Dataset excerpt
#####
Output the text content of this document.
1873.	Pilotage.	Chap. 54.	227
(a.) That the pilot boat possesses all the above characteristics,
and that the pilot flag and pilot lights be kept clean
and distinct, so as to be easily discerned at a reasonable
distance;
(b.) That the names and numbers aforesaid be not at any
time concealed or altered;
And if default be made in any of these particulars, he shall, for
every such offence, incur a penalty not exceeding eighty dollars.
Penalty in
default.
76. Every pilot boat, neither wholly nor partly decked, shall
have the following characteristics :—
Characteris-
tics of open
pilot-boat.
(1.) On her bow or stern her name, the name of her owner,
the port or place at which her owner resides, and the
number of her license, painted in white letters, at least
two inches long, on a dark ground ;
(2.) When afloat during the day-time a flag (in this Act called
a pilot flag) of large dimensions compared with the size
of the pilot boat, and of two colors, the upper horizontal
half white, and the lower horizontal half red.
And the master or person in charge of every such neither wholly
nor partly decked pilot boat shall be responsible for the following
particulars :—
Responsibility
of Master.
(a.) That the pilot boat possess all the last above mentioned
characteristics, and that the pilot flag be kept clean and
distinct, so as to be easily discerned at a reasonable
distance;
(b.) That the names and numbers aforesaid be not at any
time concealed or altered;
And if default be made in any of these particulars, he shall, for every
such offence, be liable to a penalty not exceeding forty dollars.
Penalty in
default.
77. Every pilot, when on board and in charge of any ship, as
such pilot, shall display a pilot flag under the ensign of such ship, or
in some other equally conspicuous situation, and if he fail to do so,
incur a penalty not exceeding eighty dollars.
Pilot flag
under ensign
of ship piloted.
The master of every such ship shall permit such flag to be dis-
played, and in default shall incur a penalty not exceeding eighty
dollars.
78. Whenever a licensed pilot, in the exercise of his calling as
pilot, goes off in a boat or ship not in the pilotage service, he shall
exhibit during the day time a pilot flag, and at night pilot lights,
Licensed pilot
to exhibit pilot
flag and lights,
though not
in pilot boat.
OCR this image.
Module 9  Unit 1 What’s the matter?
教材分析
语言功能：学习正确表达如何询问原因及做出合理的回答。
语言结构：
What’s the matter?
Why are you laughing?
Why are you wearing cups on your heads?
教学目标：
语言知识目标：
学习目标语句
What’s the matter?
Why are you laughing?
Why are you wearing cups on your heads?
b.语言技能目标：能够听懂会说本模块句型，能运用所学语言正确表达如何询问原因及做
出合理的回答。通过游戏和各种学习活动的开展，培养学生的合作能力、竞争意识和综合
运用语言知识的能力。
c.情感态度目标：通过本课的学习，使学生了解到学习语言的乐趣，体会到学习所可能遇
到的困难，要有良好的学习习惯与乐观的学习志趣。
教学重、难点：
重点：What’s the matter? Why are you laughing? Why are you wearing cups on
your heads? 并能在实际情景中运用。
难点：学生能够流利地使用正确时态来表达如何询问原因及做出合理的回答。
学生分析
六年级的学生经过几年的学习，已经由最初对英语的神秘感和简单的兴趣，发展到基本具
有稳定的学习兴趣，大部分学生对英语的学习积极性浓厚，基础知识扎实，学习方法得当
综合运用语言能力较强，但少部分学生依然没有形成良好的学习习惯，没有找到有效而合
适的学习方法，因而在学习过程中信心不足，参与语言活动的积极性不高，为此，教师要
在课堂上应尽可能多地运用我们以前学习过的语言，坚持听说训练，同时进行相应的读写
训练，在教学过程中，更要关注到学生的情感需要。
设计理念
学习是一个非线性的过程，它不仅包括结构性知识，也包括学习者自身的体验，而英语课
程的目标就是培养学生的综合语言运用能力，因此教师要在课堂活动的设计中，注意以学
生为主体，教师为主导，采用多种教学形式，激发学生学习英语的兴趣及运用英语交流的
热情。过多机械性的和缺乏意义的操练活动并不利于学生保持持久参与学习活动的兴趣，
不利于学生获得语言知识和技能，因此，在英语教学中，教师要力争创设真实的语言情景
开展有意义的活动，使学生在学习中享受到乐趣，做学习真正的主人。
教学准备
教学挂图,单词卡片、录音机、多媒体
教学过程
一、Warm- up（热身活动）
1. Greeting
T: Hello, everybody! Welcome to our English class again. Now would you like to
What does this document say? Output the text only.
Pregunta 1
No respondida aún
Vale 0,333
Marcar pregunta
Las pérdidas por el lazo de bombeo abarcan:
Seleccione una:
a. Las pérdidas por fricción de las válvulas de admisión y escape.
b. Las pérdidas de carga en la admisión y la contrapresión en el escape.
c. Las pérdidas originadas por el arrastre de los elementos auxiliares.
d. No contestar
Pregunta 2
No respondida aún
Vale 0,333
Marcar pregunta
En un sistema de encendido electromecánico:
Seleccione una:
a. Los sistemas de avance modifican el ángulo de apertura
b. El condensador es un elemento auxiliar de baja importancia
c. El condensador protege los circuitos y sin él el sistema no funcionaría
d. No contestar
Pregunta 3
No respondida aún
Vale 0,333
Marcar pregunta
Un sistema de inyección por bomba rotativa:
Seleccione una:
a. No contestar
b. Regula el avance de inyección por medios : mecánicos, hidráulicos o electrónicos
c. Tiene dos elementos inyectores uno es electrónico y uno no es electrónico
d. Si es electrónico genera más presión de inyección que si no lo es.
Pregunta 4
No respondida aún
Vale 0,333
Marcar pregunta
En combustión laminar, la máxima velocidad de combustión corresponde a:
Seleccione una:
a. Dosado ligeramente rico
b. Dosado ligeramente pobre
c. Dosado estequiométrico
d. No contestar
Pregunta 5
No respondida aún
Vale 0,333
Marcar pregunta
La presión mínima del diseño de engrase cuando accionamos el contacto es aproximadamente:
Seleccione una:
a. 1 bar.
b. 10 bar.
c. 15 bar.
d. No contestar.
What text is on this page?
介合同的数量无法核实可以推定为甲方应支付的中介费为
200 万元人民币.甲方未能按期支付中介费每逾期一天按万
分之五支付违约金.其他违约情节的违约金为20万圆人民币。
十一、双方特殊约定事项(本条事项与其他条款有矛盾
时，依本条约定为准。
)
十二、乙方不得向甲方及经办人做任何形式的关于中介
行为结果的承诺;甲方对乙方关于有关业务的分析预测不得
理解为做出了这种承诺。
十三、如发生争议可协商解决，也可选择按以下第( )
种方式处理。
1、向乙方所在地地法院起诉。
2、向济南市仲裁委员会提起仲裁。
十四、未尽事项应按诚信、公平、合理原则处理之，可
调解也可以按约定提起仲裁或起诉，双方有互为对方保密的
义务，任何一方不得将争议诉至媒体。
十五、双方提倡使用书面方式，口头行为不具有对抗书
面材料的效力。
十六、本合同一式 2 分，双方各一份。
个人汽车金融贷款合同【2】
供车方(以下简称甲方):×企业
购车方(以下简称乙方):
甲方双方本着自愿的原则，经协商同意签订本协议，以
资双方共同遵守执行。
#####
Set problem:
Nothing should be changed: write out all of the data as is.

Output:
Output the text content of this document.
1873.	Pilotage.	Chap. 54.	227
(a.) That the pilot boat possesses all the above characteristics,
and that the pilot flag and pilot lights be kept clean
and distinct, so as to be easily discerned at a reasonable
distance;
(b.) That the names and numbers aforesaid be not at any
time concealed or altered;
And if default be made in any of these particulars, he shall, for
every such offence, incur a penalty not exceeding eighty dollars.
Penalty in
default.
76. Every pilot boat, neither wholly nor partly decked, shall
have the following characteristics :—
Characteris-
tics of open
pilot-boat.
(1.) On her bow or stern her name, the name of her owner,
the port or place at which her owner resides, and the
number of her license, painted in white letters, at least
two inches long, on a dark ground ;
(2.) When afloat during the day-time a flag (in this Act called
a pilot flag) of large dimensions compared with the size
of the pilot boat, and of two colors, the upper horizontal
half white, and the lower horizontal half red.
And the master or person in charge of every such neither wholly
nor partly decked pilot boat shall be responsible for the following
particulars :—
Responsibility
of Master.
(a.) That the pilot boat possess all the last above mentioned
characteristics, and that the pilot flag be kept clean and
distinct, so as to be easily discerned at a reasonable
distance;
(b.) That the names and numbers aforesaid be not at any
time concealed or altered;
And if default be made in any of these particulars, he shall, for every
such offence, be liable to a penalty not exceeding forty dollars.
Penalty in
default.
77. Every pilot, when on board and in charge of any ship, as
such pilot, shall display a pilot flag under the ensign of such ship, or
in some other equally conspicuous situation, and if he fail to do so,
incur a penalty not exceeding eighty dollars.
Pilot flag
under ensign
of ship piloted.
The master of every such ship shall permit such flag to be dis-
played, and in default shall incur a penalty not exceeding eighty
dollars.
78. Whenever a licensed pilot, in the exercise of his calling as
pilot, goes off in a boat or ship not in the pilotage service, he shall
exhibit during the day time a pilot flag, and at night pilot lights,
Licensed pilot
to exhibit pilot
flag and lights,
though not
in pilot boat.
OCR this image.
Module 9  Unit 1 What’s the matter?
教材分析
语言功能：学习正确表达如何询问原因及做出合理的回答。
语言结构：
What’s the matter?
Why are you laughing?
Why are you wearing cups on your heads?
教学目标：
语言知识目标：
学习目标语句
What’s the matter?
Why are you laughing?
Why are you wearing cups on your heads?
b.语言技能目标：能够听懂会说本模块句型，能运用所学语言正确表达如何询问原因及做
出合理的回答。通过游戏和各种学习活动的开展，培养学生的合作能力、竞争意识和综合
运用语言知识的能力。
c.情感态度目标：通过本课的学习，使学生了解到学习语言的乐趣，体会到学习所可能遇
到的困难，要有良好的学习习惯与乐观的学习志趣。
教学重、难点：
重点：What’s the matter? Why are you laughing? Why are you wearing cups on
your heads? 并能在实际情景中运用。
难点：学生能够流利地使用正确时态来表达如何询问原因及做出合理的回答。
学生分析
六年级的学生经过几年的学习，已经由最初对英语的神秘感和简单的兴趣，发展到基本具
有稳定的学习兴趣，大部分学生对英语的学习积极性浓厚，基础知识扎实，学习方法得当
综合运用语言能力较强，但少部分学生依然没有形成良好的学习习惯，没有找到有效而合
适的学习方法，因而在学习过程中信心不足，参与语言活动的积极性不高，为此，教师要
在课堂上应尽可能多地运用我们以前学习过的语言，坚持听说训练，同时进行相应的读写
训练，在教学过程中，更要关注到学生的情感需要。
设计理念
学习是一个非线性的过程，它不仅包括结构性知识，也包括学习者自身的体验，而英语课
程的目标就是培养学生的综合语言运用能力，因此教师要在课堂活动的设计中，注意以学
生为主体，教师为主导，采用多种教学形式，激发学生学习英语的兴趣及运用英语交流的
热情。过多机械性的和缺乏意义的操练活动并不利于学生保持持久参与学习活动的兴趣，
不利于学生获得语言知识和技能，因此，在英语教学中，教师要力争创设真实的语言情景
开展有意义的活动，使学生在学习中享受到乐趣，做学习真正的主人。
教学准备
教学挂图,单词卡片、录音机、多媒体
教学过程
一、Warm- up（热身活动）
1. Greeting
T: Hello, everybody! Welcome to our English class again. Now would you like to
What does this document say? Output the text only.
Pregunta 1
No respondida aún
Vale 0,333
Marcar pregunta
Las pérdidas por el lazo de bombeo abarcan:
Seleccione una:
a. Las pérdidas por fricción de las válvulas de admisión y escape.
b. Las pérdidas de carga en la admisión y la contrapresión en el escape.
c. Las pérdidas originadas por el arrastre de los elementos auxiliares.
d. No contestar
Pregunta 2
No respondida aún
Vale 0,333
Marcar pregunta
En un sistema de encendido electromecánico:
Seleccione una:
a. Los sistemas de avance modifican el ángulo de apertura
b. El condensador es un elemento auxiliar de baja importancia
c. El condensador protege los circuitos y sin él el sistema no funcionaría
d. No contestar
Pregunta 3
No respondida aún
Vale 0,333
Marcar pregunta
Un sistema de inyección por bomba rotativa:
Seleccione una:
a. No contestar
b. Regula el avance de inyección por medios : mecánicos, hidráulicos o electrónicos
c. Tiene dos elementos inyectores uno es electrónico y uno no es electrónico
d. Si es electrónico genera más presión de inyección que si no lo es.
Pregunta 4
No respondida aún
Vale 0,333
Marcar pregunta
En combustión laminar, la máxima velocidad de combustión corresponde a:
Seleccione una:
a. Dosado ligeramente rico
b. Dosado ligeramente pobre
c. Dosado estequiométrico
d. No contestar
Pregunta 5
No respondida aún
Vale 0,333
Marcar pregunta
La presión mínima del diseño de engrase cuando accionamos el contacto es aproximadamente:
Seleccione una:
a. 1 bar.
b. 10 bar.
c. 15 bar.
d. No contestar.
What text is on this page?
介合同的数量无法核实可以推定为甲方应支付的中介费为
200 万元人民币.甲方未能按期支付中介费每逾期一天按万
分之五支付违约金.其他违约情节的违约金为20万圆人民币。
十一、双方特殊约定事项(本条事项与其他条款有矛盾
时，依本条约定为准。
)
十二、乙方不得向甲方及经办人做任何形式的关于中介
行为结果的承诺;甲方对乙方关于有关业务的分析预测不得
理解为做出了这种承诺。
十三、如发生争议可协商解决，也可选择按以下第( )
种方式处理。
1、向乙方所在地地法院起诉。
2、向济南市仲裁委员会提起仲裁。
十四、未尽事项应按诚信、公平、合理原则处理之，可
调解也可以按约定提起仲裁或起诉，双方有互为对方保密的
义务，任何一方不得将争议诉至媒体。
十五、双方提倡使用书面方式，口头行为不具有对抗书
面材料的效力。
十六、本合同一式 2 分，双方各一份。
个人汽车金融贷款合同【2】
供车方(以下简称甲方):×企业
购车方(以下简称乙方):
甲方双方本着自愿的原则，经协商同意签订本协议，以
资双方共同遵守执行。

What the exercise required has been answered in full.